BEGIN Task inputs

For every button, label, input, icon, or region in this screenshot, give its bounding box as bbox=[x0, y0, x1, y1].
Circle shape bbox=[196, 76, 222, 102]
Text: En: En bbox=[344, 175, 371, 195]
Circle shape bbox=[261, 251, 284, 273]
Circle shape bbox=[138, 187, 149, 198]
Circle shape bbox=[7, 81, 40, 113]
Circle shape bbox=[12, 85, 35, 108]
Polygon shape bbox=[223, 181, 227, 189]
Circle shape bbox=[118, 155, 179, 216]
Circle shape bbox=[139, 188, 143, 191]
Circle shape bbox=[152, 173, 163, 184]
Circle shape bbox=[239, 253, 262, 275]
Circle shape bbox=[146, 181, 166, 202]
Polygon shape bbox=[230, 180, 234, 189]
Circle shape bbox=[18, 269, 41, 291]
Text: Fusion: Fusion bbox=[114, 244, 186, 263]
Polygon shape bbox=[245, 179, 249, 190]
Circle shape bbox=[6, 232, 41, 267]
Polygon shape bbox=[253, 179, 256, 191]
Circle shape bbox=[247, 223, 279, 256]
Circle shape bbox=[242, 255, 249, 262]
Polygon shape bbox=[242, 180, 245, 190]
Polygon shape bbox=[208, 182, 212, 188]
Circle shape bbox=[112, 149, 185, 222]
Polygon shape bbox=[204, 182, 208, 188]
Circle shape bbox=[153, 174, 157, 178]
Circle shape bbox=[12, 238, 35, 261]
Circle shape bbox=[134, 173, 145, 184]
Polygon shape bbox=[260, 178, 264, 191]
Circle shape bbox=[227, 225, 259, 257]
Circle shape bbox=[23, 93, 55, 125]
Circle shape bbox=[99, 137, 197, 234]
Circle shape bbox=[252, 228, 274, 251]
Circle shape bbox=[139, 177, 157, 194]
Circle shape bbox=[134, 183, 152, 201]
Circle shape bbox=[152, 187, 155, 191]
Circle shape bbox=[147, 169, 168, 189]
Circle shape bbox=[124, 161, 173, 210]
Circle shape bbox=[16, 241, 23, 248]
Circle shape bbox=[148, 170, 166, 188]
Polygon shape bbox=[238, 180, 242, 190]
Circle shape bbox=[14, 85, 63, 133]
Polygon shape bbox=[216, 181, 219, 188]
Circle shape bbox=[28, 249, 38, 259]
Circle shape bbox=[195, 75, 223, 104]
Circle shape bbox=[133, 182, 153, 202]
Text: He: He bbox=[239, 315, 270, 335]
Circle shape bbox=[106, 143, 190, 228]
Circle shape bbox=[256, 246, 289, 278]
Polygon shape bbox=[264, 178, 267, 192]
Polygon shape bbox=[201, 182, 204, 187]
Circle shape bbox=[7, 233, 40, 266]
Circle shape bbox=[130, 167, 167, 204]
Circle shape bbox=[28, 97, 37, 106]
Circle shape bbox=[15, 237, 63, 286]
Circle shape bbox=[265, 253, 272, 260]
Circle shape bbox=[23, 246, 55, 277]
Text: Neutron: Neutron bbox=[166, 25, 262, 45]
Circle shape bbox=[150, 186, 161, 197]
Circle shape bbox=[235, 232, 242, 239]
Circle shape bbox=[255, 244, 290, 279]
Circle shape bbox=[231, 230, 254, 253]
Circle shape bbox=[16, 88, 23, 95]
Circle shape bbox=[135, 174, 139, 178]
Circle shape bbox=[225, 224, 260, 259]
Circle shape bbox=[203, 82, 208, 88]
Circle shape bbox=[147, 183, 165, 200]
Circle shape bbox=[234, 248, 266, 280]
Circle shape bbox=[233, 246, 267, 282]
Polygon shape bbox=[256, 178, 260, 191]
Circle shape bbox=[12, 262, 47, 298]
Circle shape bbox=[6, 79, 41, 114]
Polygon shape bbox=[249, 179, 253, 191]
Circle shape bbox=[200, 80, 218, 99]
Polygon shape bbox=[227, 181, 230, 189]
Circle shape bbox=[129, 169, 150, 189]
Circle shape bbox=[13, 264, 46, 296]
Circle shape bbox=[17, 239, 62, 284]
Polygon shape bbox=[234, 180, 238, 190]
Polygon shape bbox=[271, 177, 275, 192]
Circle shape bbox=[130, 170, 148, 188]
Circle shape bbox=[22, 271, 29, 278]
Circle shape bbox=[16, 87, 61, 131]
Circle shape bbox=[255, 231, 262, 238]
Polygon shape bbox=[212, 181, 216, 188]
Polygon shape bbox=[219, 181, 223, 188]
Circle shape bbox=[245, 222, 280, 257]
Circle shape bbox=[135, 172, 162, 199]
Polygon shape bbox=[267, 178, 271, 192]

END Task inputs

# To be done:
Copy the records word for word, from their first line through the line with "Circle shape bbox=[7, 81, 40, 113]", and nothing else.

# Result:
For every button, label, input, icon, or region in this screenshot, give its bounding box as bbox=[x0, y0, x1, y1].
Circle shape bbox=[196, 76, 222, 102]
Text: En: En bbox=[344, 175, 371, 195]
Circle shape bbox=[261, 251, 284, 273]
Circle shape bbox=[138, 187, 149, 198]
Circle shape bbox=[7, 81, 40, 113]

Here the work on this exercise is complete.